> _WORK TO DO_:
Would you restate all the data that follows, word for word?

> _Dataset entries_:
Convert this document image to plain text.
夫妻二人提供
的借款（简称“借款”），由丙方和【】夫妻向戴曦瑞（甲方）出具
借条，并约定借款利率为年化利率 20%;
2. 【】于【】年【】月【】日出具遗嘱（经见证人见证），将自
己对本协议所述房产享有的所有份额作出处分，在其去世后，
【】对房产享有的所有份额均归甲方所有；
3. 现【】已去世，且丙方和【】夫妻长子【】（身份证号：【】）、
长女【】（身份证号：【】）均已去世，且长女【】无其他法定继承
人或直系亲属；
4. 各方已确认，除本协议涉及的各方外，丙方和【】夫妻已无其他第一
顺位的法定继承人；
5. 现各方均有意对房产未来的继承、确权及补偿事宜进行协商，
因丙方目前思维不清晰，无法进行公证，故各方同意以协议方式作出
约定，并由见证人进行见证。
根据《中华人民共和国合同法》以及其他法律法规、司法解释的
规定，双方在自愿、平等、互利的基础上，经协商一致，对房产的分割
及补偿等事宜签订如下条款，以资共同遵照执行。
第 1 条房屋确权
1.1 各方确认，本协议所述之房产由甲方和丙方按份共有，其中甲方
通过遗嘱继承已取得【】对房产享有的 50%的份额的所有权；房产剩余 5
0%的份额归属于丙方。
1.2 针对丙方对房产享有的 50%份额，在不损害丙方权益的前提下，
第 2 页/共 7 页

> _WRITTEN REPLY_:
Convert this document image to plain text.
夫妻二人提供
的借款（简称“借款”），由丙方和【】夫妻向戴曦瑞（甲方）出具
借条，并约定借款利率为年化利率 20%;
2. 【】于【】年【】月【】日出具遗嘱（经见证人见证），将自
己对本协议所述房产享有的所有份额作出处分，在其去世后，
【】对房产享有的所有份额均归甲方所有；
3. 现【】已去世，且丙方和【】夫妻长子【】（身份证号：【】）、
长女【】（身份证号：【】）均已去世，且长女【】无其他法定继承
人或直系亲属；
4. 各方已确认，除本协议涉及的各方外，丙方和【】夫妻已无其他第一
顺位的法定继承人；
5. 现各方均有意对房产未来的继承、确权及补偿事宜进行协商，
因丙方目前思维不清晰，无法进行公证，故各方同意以协议方式作出
约定，并由见证人进行见证。
根据《中华人民共和国合同法》以及其他法律法规、司法解释的
规定，双方在自愿、平等、互利的基础上，经协商一致，对房产的分割
及补偿等事宜签订如下条款，以资共同遵照执行。
第 1 条房屋确权
1.1 各方确认，本协议所述之房产由甲方和丙方按份共有，其中甲方
通过遗嘱继承已取得【】对房产享有的 50%的份额的所有权；房产剩余 5
0%的份额归属于丙方。
1.2 针对丙方对房产享有的 50%份额，在不损害丙方权益的前提下，
第 2 页/共 7 页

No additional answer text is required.